AIM: Only a number is wanted: how many lines in the listing contain the word "these"?

§

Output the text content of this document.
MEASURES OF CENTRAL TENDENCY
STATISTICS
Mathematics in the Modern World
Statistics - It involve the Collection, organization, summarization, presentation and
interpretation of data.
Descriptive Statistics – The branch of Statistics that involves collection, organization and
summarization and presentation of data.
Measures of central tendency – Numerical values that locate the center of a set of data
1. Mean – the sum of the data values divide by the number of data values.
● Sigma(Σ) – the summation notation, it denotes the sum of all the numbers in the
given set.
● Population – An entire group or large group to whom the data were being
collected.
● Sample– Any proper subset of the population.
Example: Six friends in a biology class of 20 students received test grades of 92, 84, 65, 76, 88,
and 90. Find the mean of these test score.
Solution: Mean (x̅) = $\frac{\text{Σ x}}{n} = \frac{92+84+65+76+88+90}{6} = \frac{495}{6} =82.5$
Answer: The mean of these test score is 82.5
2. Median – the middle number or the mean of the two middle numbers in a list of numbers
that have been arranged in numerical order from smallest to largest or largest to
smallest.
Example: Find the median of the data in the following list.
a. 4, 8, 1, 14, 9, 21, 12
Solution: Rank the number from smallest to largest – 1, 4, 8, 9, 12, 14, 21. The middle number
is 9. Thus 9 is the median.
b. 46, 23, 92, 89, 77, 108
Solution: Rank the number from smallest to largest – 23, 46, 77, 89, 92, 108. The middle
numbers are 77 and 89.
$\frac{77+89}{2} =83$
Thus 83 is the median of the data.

§

EXERCISE OUTPUT: 2